STATED GOAL.
Return nothing but the lines from the one with "Give me the" through the one with "What's the underlying" in the data below, word for word and without pictures.

LISTING.
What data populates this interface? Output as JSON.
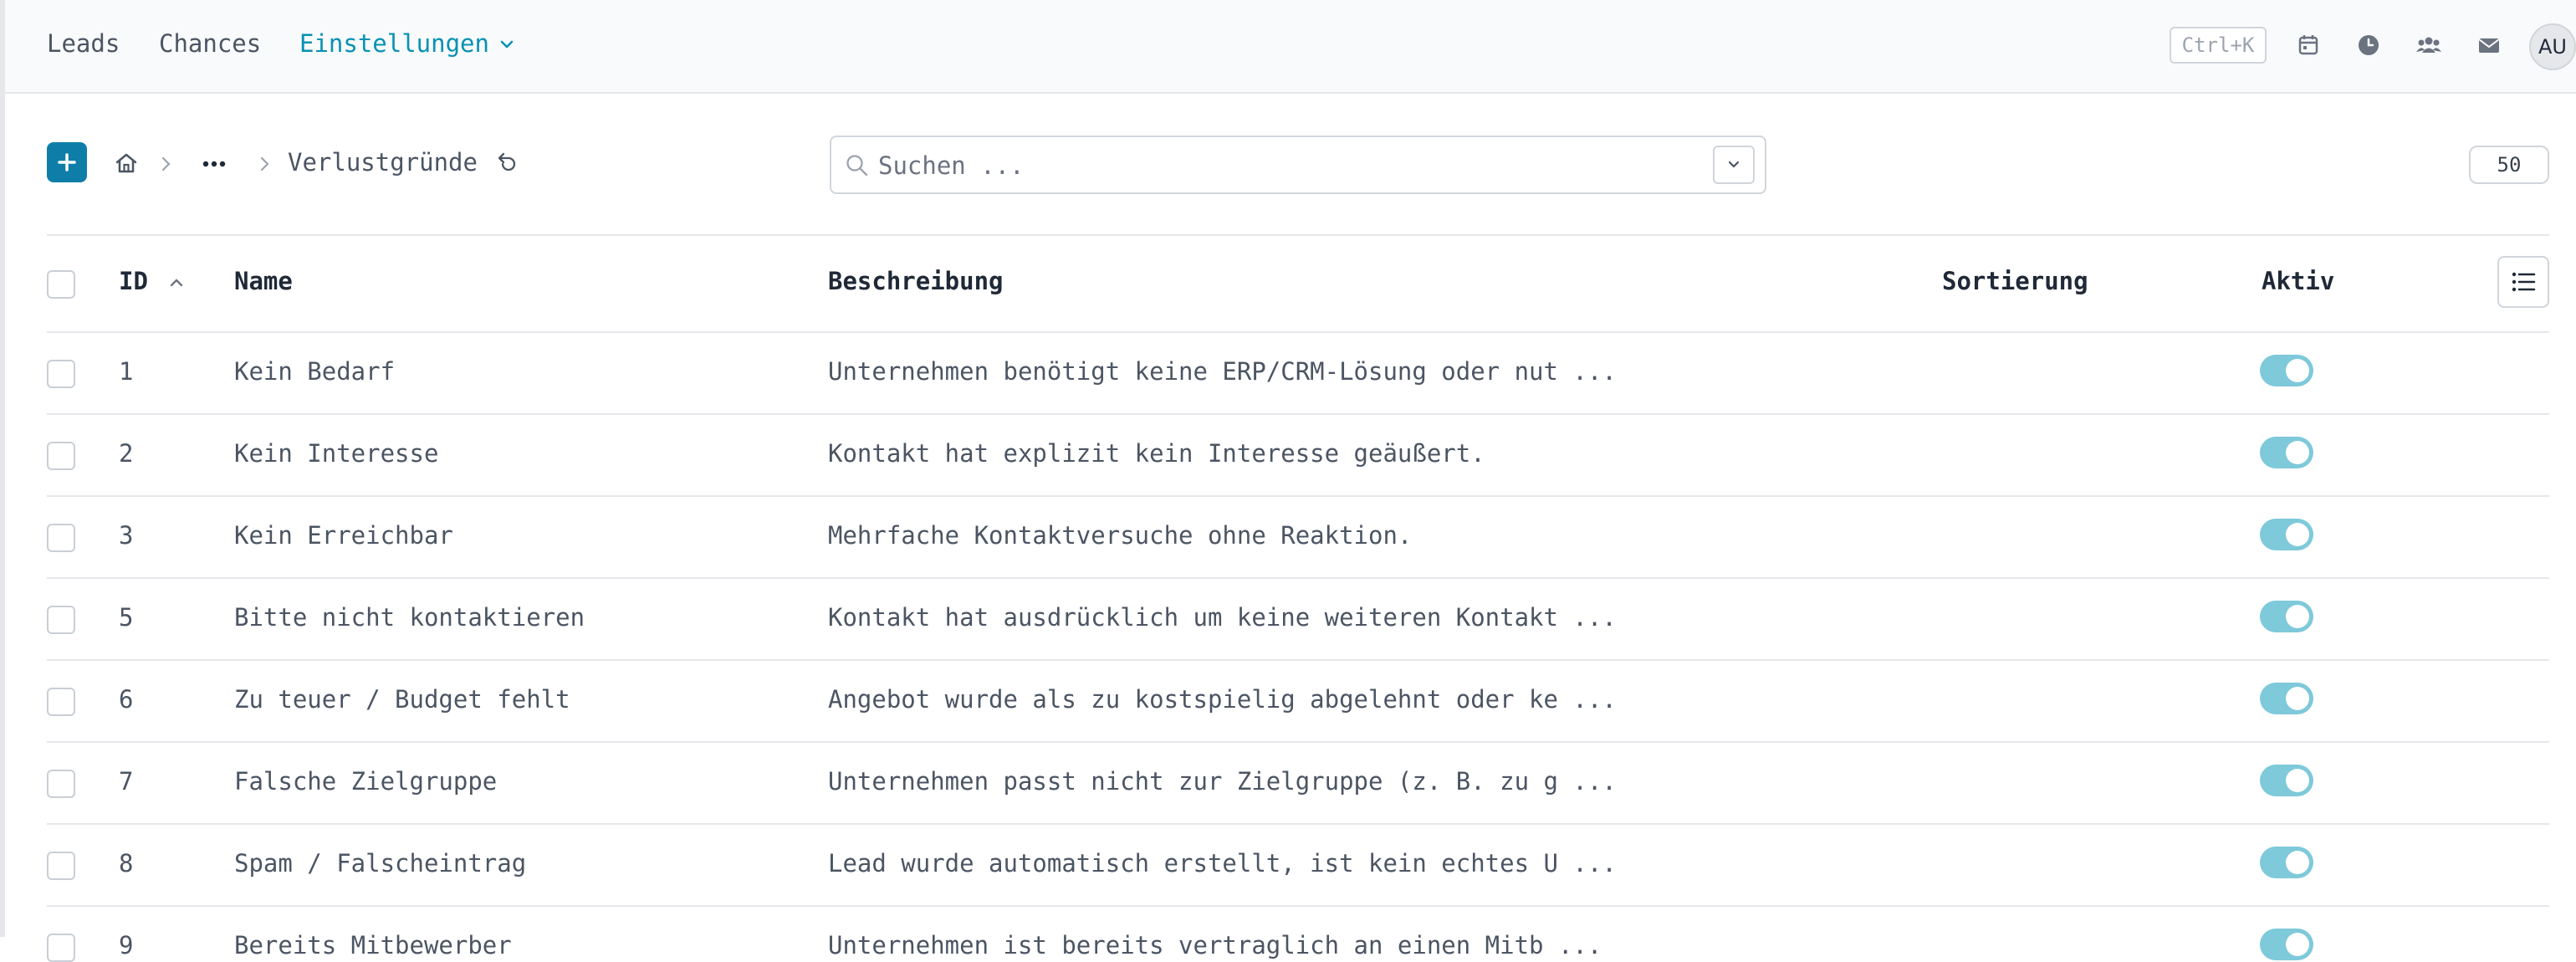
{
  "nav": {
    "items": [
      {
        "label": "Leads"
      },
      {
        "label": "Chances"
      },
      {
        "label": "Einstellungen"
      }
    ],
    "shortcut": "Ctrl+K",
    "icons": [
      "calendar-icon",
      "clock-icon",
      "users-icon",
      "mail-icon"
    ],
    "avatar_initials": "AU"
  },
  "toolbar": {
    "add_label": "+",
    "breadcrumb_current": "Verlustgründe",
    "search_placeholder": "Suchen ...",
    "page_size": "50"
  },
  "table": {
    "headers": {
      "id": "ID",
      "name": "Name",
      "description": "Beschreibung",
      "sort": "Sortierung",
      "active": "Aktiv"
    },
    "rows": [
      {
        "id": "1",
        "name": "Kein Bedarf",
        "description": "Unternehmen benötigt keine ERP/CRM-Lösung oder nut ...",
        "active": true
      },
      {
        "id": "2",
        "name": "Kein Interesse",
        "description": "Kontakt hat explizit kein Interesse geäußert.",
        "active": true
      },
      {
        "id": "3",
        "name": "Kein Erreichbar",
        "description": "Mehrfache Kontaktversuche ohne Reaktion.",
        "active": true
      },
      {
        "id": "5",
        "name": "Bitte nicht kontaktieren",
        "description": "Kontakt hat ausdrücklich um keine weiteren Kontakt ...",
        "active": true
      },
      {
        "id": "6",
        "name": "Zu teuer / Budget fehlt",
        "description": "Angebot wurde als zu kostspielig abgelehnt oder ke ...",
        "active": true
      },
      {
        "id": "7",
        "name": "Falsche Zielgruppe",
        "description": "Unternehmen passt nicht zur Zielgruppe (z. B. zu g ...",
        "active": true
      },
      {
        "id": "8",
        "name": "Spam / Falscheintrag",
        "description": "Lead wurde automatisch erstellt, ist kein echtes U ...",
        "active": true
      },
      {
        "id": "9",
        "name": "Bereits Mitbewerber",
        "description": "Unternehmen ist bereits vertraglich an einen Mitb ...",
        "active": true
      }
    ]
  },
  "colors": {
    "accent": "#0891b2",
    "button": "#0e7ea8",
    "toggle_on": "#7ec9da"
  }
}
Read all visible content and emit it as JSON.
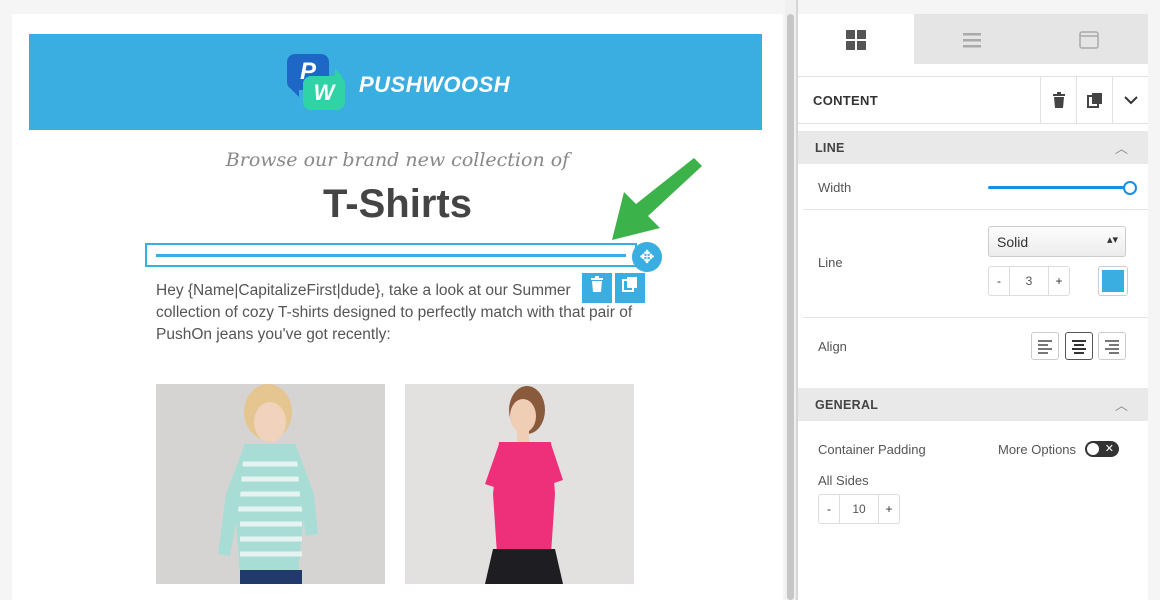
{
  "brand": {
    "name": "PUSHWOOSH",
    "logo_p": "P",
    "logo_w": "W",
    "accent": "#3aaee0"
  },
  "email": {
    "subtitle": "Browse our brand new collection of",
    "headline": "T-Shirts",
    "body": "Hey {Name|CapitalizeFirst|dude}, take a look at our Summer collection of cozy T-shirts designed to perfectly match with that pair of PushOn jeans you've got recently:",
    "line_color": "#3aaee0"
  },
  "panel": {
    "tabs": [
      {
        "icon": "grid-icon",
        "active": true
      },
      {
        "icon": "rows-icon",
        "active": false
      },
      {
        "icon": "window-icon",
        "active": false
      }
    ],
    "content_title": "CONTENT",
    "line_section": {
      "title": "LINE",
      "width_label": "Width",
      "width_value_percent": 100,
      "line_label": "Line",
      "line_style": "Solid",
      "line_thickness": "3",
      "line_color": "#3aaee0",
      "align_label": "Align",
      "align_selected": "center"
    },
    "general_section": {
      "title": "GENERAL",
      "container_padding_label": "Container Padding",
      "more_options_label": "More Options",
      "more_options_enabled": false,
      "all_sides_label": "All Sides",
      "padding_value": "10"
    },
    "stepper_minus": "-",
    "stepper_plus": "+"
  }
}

--

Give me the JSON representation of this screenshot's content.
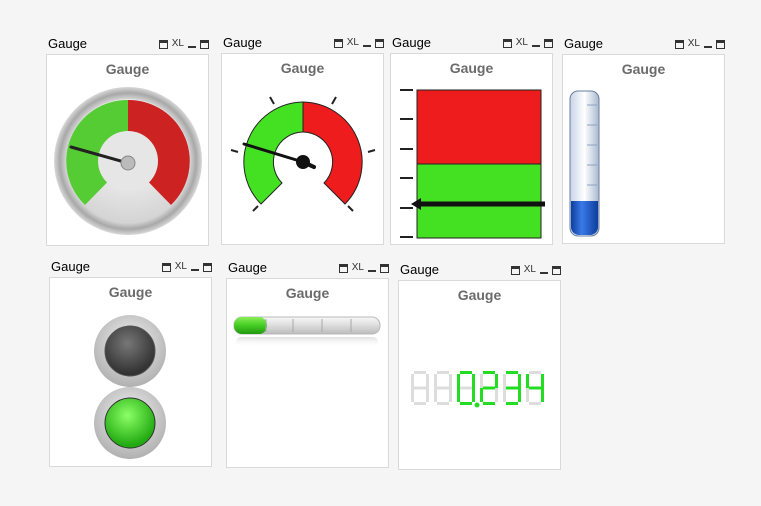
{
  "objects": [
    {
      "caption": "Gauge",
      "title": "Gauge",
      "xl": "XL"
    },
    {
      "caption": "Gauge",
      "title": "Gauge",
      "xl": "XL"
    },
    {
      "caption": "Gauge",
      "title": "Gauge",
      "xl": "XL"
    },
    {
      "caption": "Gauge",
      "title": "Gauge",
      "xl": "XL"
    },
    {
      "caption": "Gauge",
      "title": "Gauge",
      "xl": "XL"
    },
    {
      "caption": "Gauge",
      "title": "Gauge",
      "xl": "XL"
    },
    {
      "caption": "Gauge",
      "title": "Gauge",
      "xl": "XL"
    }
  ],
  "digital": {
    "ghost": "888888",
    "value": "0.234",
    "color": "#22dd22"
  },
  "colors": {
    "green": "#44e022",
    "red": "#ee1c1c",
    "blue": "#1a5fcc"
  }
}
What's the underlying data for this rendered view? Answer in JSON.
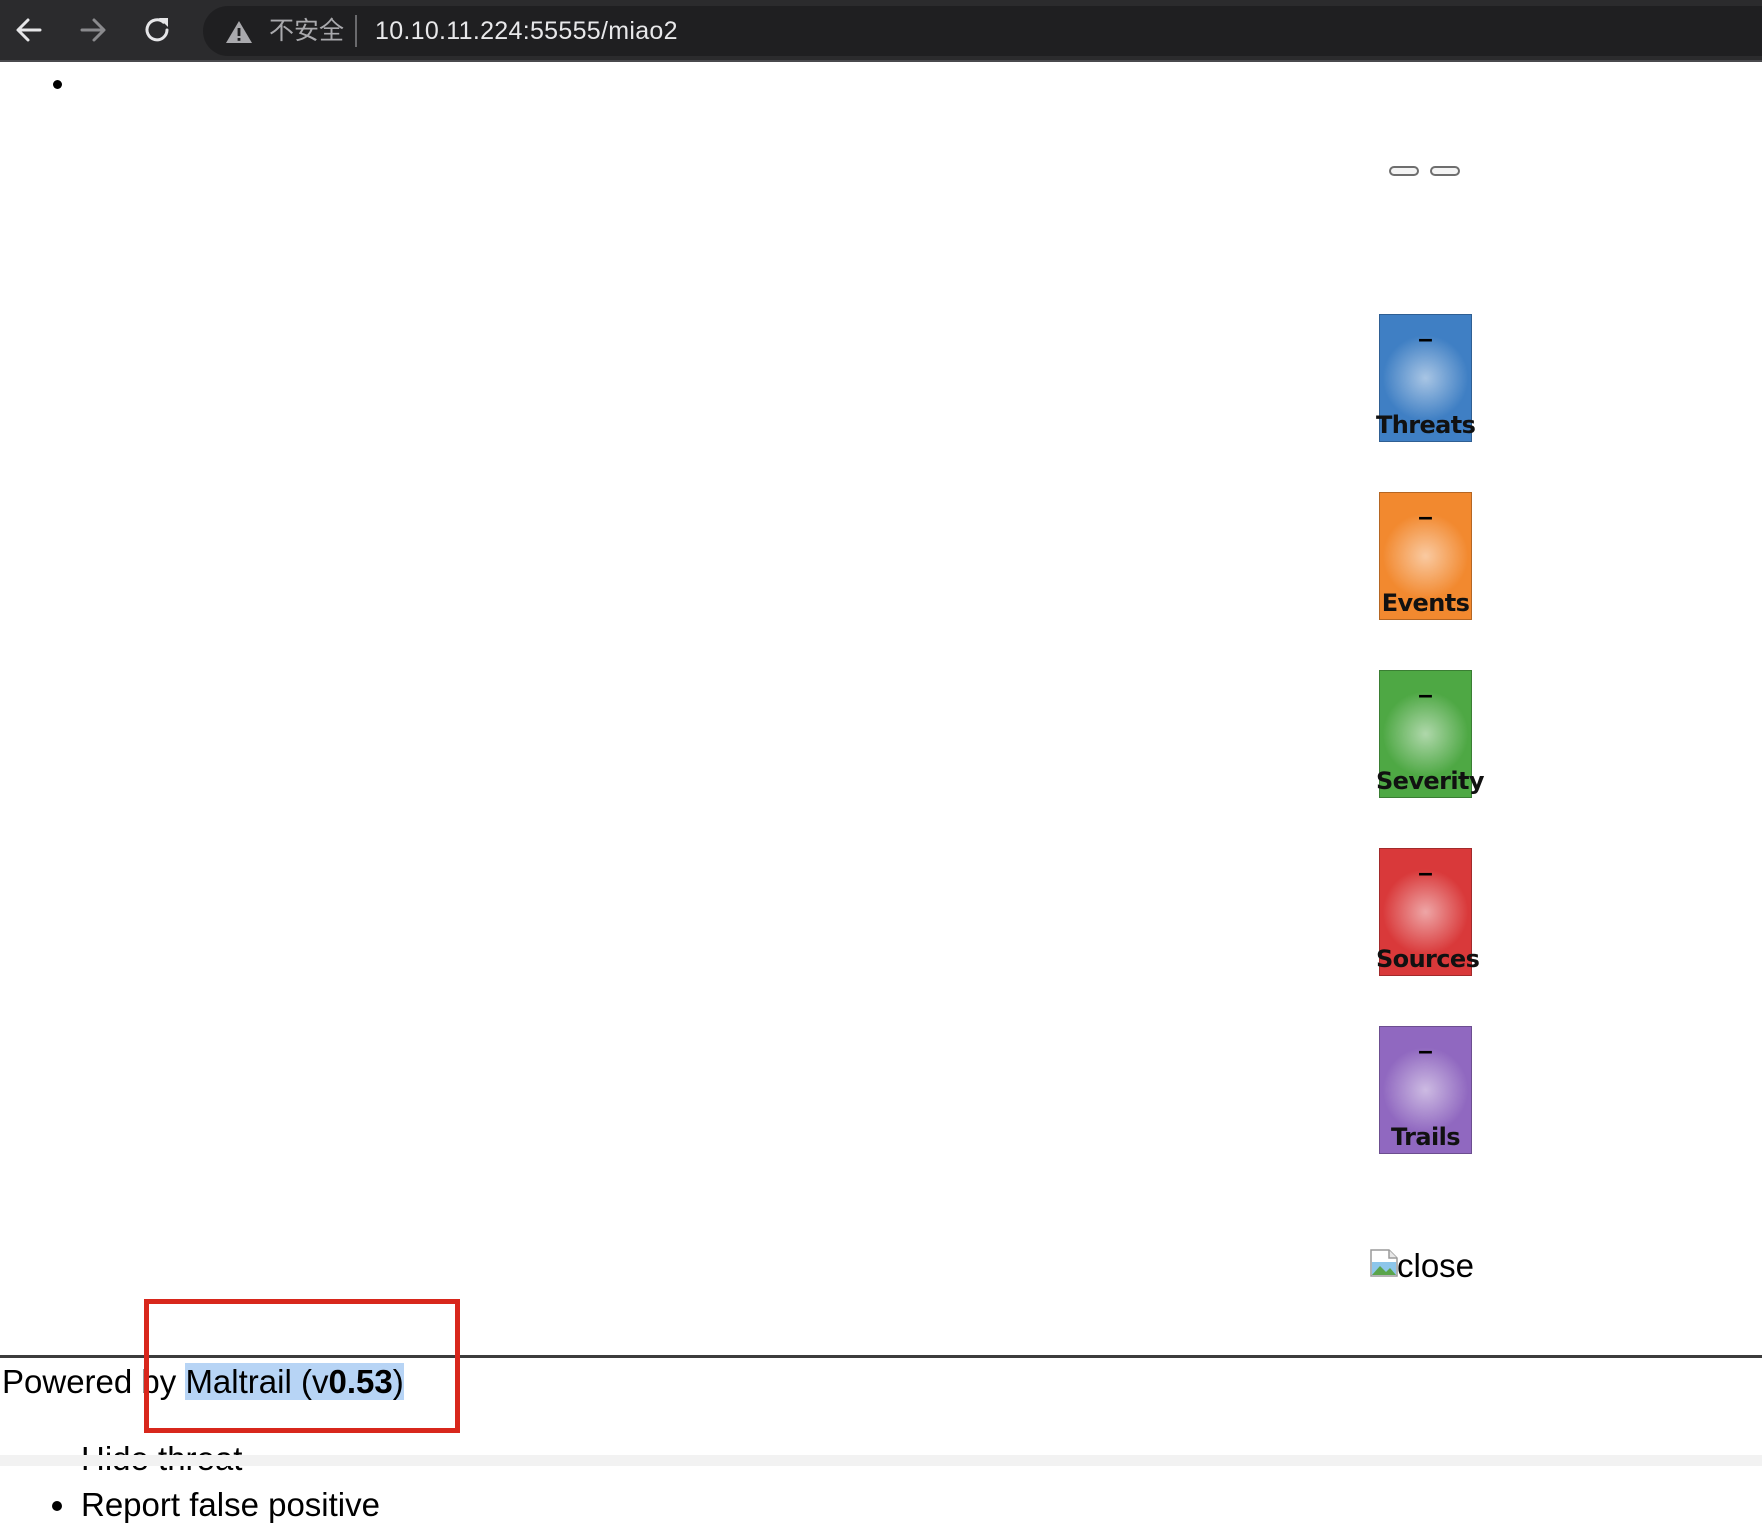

...

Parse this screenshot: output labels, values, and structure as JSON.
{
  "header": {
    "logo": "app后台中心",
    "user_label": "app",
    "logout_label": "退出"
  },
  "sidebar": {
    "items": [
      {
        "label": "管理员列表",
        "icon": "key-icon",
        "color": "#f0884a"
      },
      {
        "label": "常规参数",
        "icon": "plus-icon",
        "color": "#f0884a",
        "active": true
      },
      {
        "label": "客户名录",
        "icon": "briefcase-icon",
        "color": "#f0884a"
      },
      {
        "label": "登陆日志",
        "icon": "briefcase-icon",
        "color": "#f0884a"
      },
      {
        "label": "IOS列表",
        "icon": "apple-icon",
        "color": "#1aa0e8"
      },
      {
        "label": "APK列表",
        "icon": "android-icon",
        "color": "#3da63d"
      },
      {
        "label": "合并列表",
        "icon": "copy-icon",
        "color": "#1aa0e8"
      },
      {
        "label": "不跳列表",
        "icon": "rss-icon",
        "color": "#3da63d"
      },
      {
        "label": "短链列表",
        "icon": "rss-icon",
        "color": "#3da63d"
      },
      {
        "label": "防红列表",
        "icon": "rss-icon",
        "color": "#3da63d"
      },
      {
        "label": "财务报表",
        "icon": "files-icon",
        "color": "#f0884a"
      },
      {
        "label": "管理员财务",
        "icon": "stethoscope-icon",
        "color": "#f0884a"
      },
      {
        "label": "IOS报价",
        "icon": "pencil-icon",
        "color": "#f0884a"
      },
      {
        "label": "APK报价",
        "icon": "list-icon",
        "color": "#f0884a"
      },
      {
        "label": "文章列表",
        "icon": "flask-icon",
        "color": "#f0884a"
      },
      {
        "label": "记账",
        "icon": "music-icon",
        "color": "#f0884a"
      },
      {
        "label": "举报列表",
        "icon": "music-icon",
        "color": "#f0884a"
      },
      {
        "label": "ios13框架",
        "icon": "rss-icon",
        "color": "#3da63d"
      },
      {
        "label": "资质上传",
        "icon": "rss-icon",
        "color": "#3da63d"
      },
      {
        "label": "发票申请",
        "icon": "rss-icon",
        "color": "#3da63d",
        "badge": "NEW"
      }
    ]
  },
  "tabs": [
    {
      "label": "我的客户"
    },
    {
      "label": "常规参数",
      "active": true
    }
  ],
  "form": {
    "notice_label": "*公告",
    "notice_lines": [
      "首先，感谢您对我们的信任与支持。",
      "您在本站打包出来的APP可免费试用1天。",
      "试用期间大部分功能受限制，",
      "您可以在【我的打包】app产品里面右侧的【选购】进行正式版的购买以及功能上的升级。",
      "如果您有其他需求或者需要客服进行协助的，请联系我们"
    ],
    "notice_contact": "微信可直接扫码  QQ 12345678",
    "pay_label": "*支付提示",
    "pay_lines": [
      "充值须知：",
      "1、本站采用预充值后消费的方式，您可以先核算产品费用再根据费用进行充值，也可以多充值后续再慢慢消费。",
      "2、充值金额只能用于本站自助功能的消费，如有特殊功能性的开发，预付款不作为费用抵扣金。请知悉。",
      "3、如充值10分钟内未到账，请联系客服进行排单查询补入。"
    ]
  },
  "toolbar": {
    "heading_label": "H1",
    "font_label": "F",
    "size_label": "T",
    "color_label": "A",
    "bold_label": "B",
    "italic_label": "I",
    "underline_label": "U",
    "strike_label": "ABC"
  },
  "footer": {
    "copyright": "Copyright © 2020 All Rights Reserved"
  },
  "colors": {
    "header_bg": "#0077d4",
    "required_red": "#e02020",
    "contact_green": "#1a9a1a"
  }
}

RESULT BELOW.
Give me the JSON representation of this screenshot's content.
{
  "objects": [
    {
      "caption": "Gauge",
      "title": "Gauge",
      "xl": "XL"
    },
    {
      "caption": "Gauge",
      "title": "Gauge",
      "xl": "XL"
    },
    {
      "caption": "Gauge",
      "title": "Gauge",
      "xl": "XL"
    },
    {
      "caption": "Gauge",
      "title": "Gauge",
      "xl": "XL"
    },
    {
      "caption": "Gauge",
      "title": "Gauge",
      "xl": "XL"
    },
    {
      "caption": "Gauge",
      "title": "Gauge",
      "xl": "XL"
    },
    {
      "caption": "Gauge",
      "title": "Gauge",
      "xl": "XL"
    }
  ],
  "digital": {
    "ghost": "888888",
    "value": "0.234",
    "color": "#22dd22"
  },
  "colors": {
    "green": "#44e022",
    "red": "#ee1c1c",
    "blue": "#1a5fcc"
  }
}
What's the underlying data for this rendered view? Answer in JSON.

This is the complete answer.